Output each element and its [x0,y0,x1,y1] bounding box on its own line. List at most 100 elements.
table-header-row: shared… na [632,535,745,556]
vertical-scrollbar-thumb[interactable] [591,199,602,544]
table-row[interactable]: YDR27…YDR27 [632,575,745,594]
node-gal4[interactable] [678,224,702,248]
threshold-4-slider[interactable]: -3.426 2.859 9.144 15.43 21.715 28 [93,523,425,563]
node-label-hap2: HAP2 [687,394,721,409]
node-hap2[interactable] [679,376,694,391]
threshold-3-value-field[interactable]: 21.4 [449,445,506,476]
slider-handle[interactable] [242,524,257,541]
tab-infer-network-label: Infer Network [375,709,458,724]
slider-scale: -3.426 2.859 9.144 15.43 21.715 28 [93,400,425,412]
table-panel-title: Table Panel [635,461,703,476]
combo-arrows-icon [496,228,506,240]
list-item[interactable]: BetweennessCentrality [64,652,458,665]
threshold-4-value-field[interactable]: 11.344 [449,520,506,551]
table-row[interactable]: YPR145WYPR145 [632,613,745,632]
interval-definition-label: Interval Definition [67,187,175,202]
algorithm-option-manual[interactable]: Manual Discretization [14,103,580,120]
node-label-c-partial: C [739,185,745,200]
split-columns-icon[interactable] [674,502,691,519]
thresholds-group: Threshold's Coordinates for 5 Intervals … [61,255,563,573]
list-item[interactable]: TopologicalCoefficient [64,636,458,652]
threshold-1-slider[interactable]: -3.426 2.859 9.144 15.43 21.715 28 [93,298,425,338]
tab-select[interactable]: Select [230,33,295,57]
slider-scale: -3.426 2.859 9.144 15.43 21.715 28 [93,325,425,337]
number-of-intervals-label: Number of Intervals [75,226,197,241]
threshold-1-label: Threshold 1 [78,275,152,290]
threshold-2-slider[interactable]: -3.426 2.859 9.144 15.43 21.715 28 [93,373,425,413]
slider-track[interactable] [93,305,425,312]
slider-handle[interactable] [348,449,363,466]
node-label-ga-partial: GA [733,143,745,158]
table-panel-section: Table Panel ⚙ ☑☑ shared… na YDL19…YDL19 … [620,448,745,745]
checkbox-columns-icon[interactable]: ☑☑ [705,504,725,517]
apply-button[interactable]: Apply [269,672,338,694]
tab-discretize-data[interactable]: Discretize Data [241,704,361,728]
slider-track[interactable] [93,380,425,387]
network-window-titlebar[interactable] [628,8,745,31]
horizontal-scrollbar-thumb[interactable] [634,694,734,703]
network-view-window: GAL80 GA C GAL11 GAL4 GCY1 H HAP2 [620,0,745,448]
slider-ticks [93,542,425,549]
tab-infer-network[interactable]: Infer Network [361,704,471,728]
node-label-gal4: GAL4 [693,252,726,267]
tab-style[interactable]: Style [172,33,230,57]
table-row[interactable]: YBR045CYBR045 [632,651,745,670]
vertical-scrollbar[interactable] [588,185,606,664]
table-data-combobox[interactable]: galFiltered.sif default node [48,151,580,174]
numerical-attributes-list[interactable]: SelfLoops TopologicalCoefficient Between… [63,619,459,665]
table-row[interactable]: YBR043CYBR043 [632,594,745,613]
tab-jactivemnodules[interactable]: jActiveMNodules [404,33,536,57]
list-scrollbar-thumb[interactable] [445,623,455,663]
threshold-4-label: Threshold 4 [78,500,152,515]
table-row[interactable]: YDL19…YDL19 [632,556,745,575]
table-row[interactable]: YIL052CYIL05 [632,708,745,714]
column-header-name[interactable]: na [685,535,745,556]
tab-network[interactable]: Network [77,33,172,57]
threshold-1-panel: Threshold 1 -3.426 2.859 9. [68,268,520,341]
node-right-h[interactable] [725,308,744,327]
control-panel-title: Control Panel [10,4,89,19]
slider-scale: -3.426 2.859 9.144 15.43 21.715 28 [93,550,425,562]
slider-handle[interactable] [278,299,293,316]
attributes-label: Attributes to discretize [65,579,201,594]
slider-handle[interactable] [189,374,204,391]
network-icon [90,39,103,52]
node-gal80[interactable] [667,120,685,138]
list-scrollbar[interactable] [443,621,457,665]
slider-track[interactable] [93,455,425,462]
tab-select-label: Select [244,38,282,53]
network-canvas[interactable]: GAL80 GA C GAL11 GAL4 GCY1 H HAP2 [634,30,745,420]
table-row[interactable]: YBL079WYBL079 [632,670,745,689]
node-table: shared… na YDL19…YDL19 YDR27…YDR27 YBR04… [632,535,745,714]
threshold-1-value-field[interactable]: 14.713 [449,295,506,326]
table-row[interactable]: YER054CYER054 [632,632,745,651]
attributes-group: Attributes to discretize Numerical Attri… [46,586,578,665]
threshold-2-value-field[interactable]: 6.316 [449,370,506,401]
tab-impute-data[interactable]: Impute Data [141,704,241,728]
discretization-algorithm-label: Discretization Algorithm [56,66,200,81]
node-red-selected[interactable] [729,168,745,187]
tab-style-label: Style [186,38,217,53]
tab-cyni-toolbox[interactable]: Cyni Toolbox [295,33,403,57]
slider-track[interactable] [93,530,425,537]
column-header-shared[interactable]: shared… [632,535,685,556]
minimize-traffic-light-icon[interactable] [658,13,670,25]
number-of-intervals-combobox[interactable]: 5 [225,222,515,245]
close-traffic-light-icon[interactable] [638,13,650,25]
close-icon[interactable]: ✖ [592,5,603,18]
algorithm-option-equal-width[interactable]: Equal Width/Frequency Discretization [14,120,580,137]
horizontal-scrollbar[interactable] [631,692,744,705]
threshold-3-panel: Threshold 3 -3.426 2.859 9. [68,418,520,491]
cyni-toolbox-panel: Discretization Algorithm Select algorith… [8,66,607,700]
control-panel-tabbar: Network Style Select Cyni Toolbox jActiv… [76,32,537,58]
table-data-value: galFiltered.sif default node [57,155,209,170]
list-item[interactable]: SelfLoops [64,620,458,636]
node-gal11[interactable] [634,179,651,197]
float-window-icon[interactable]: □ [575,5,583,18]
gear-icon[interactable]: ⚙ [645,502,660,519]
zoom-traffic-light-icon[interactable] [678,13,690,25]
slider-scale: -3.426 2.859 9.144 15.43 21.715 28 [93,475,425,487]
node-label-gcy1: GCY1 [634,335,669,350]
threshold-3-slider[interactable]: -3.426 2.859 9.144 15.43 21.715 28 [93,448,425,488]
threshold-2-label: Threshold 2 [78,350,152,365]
——————
▶ EXERCISE
Copy every item above, keeping each line unchanged.

▶ WRITTEN REPLY
Output each element and its [x0,y0,x1,y1] bounding box on its own line. List at most 100 elements.
table-header-row: shared… na [632,535,745,556]
vertical-scrollbar-thumb[interactable] [591,199,602,544]
table-row[interactable]: YDR27…YDR27 [632,575,745,594]
node-gal4[interactable] [678,224,702,248]
threshold-4-slider[interactable]: -3.426 2.859 9.144 15.43 21.715 28 [93,523,425,563]
node-label-hap2: HAP2 [687,394,721,409]
node-hap2[interactable] [679,376,694,391]
threshold-3-value-field[interactable]: 21.4 [449,445,506,476]
slider-handle[interactable] [242,524,257,541]
tab-infer-network-label: Infer Network [375,709,458,724]
slider-scale: -3.426 2.859 9.144 15.43 21.715 28 [93,400,425,412]
table-panel-title: Table Panel [635,461,703,476]
combo-arrows-icon [496,228,506,240]
list-item[interactable]: BetweennessCentrality [64,652,458,665]
threshold-4-value-field[interactable]: 11.344 [449,520,506,551]
table-row[interactable]: YPR145WYPR145 [632,613,745,632]
interval-definition-label: Interval Definition [67,187,175,202]
algorithm-option-manual[interactable]: Manual Discretization [14,103,580,120]
node-label-c-partial: C [739,185,745,200]
split-columns-icon[interactable] [674,502,691,519]
thresholds-group: Threshold's Coordinates for 5 Intervals … [61,255,563,573]
list-item[interactable]: TopologicalCoefficient [64,636,458,652]
threshold-1-slider[interactable]: -3.426 2.859 9.144 15.43 21.715 28 [93,298,425,338]
tab-select[interactable]: Select [230,33,295,57]
slider-scale: -3.426 2.859 9.144 15.43 21.715 28 [93,325,425,337]
number-of-intervals-label: Number of Intervals [75,226,197,241]
threshold-1-label: Threshold 1 [78,275,152,290]
threshold-2-slider[interactable]: -3.426 2.859 9.144 15.43 21.715 28 [93,373,425,413]
slider-track[interactable] [93,305,425,312]
slider-handle[interactable] [348,449,363,466]
node-label-ga-partial: GA [733,143,745,158]
table-panel-section: Table Panel ⚙ ☑☑ shared… na YDL19…YDL19 … [620,448,745,745]
checkbox-columns-icon[interactable]: ☑☑ [705,504,725,517]
apply-button[interactable]: Apply [269,672,338,694]
tab-discretize-data[interactable]: Discretize Data [241,704,361,728]
slider-track[interactable] [93,380,425,387]
network-window-titlebar[interactable] [628,8,745,31]
horizontal-scrollbar-thumb[interactable] [634,694,734,703]
network-view-window: GAL80 GA C GAL11 GAL4 GCY1 H HAP2 [620,0,745,448]
slider-ticks [93,542,425,549]
tab-infer-network[interactable]: Infer Network [361,704,471,728]
node-label-gal4: GAL4 [693,252,726,267]
tab-style[interactable]: Style [172,33,230,57]
table-row[interactable]: YBR045CYBR045 [632,651,745,670]
vertical-scrollbar[interactable] [588,185,606,664]
table-data-combobox[interactable]: galFiltered.sif default node [48,151,580,174]
numerical-attributes-list[interactable]: SelfLoops TopologicalCoefficient Between… [63,619,459,665]
table-row[interactable]: YBR043CYBR043 [632,594,745,613]
tab-jactivemnodules[interactable]: jActiveMNodules [404,33,536,57]
list-scrollbar-thumb[interactable] [445,623,455,663]
threshold-4-label: Threshold 4 [78,500,152,515]
table-row[interactable]: YDL19…YDL19 [632,556,745,575]
table-row[interactable]: YIL052CYIL05 [632,708,745,714]
column-header-name[interactable]: na [685,535,745,556]
tab-network[interactable]: Network [77,33,172,57]
threshold-1-panel: Threshold 1 -3.426 2.859 9. [68,268,520,341]
node-right-h[interactable] [725,308,744,327]
control-panel-title: Control Panel [10,4,89,19]
slider-scale: -3.426 2.859 9.144 15.43 21.715 28 [93,550,425,562]
slider-handle[interactable] [278,299,293,316]
attributes-label: Attributes to discretize [65,579,201,594]
slider-handle[interactable] [189,374,204,391]
network-icon [90,39,103,52]
node-gal80[interactable] [667,120,685,138]
list-scrollbar[interactable] [443,621,457,665]
slider-track[interactable] [93,455,425,462]
tab-select-label: Select [244,38,282,53]
network-canvas[interactable]: GAL80 GA C GAL11 GAL4 GCY1 H HAP2 [634,30,745,420]
table-row[interactable]: YBL079WYBL079 [632,670,745,689]
node-table: shared… na YDL19…YDL19 YDR27…YDR27 YBR04… [632,535,745,714]
threshold-1-value-field[interactable]: 14.713 [449,295,506,326]
table-row[interactable]: YER054CYER054 [632,632,745,651]
attributes-group: Attributes to discretize Numerical Attri… [46,586,578,665]
threshold-2-value-field[interactable]: 6.316 [449,370,506,401]
tab-impute-data[interactable]: Impute Data [141,704,241,728]
discretization-algorithm-label: Discretization Algorithm [56,66,200,81]
node-red-selected[interactable] [729,168,745,187]
tab-style-label: Style [186,38,217,53]
tab-cyni-toolbox[interactable]: Cyni Toolbox [295,33,403,57]
slider-track[interactable] [93,530,425,537]
column-header-shared[interactable]: shared… [632,535,685,556]
minimize-traffic-light-icon[interactable] [658,13,670,25]
number-of-intervals-combobox[interactable]: 5 [225,222,515,245]
close-traffic-light-icon[interactable] [638,13,650,25]
close-icon[interactable]: ✖ [592,5,603,18]
algorithm-option-equal-width[interactable]: Equal Width/Frequency Discretization [14,120,580,137]
horizontal-scrollbar[interactable] [631,692,744,705]
threshold-3-panel: Threshold 3 -3.426 2.859 9. [68,418,520,491]
cyni-toolbox-panel: Discretization Algorithm Select algorith… [8,66,607,700]
control-panel-tabbar: Network Style Select Cyni Toolbox jActiv… [76,32,537,58]
table-data-value: galFiltered.sif default node [57,155,209,170]
list-item[interactable]: SelfLoops [64,620,458,636]
node-gal11[interactable] [634,179,651,197]
float-window-icon[interactable]: □ [575,5,583,18]
gear-icon[interactable]: ⚙ [645,502,660,519]
zoom-traffic-light-icon[interactable] [678,13,690,25]
slider-scale: -3.426 2.859 9.144 15.43 21.715 28 [93,475,425,487]
node-label-gcy1: GCY1 [634,335,669,350]
threshold-3-slider[interactable]: -3.426 2.859 9.144 15.43 21.715 28 [93,448,425,488]
threshold-2-label: Threshold 2 [78,350,152,365]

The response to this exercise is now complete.